-- begin Given data --

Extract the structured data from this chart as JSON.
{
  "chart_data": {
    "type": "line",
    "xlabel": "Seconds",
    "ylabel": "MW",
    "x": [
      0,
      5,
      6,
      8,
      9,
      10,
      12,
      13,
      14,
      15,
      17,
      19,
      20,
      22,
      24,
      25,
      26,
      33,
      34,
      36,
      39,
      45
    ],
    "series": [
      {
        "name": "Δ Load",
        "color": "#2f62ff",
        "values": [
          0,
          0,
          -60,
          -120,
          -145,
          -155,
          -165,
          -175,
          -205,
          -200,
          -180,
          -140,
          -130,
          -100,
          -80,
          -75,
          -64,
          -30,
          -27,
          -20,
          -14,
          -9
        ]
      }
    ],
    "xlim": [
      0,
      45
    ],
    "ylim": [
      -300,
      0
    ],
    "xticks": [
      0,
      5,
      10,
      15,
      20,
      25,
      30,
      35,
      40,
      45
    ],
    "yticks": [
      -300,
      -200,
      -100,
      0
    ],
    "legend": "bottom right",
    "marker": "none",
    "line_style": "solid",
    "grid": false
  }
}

-- end Given data --

Task :: Restate each of the entries above verbatim.

Solution for this exercise ::
Extract the structured data from this chart as JSON.
{
  "chart_data": {
    "type": "line",
    "xlabel": "Seconds",
    "ylabel": "MW",
    "x": [
      0,
      5,
      6,
      8,
      9,
      10,
      12,
      13,
      14,
      15,
      17,
      19,
      20,
      22,
      24,
      25,
      26,
      33,
      34,
      36,
      39,
      45
    ],
    "series": [
      {
        "name": "Δ Load",
        "color": "#2f62ff",
        "values": [
          0,
          0,
          -60,
          -120,
          -145,
          -155,
          -165,
          -175,
          -205,
          -200,
          -180,
          -140,
          -130,
          -100,
          -80,
          -75,
          -64,
          -30,
          -27,
          -20,
          -14,
          -9
        ]
      }
    ],
    "xlim": [
      0,
      45
    ],
    "ylim": [
      -300,
      0
    ],
    "xticks": [
      0,
      5,
      10,
      15,
      20,
      25,
      30,
      35,
      40,
      45
    ],
    "yticks": [
      -300,
      -200,
      -100,
      0
    ],
    "legend": "bottom right",
    "marker": "none",
    "line_style": "solid",
    "grid": false
  }
}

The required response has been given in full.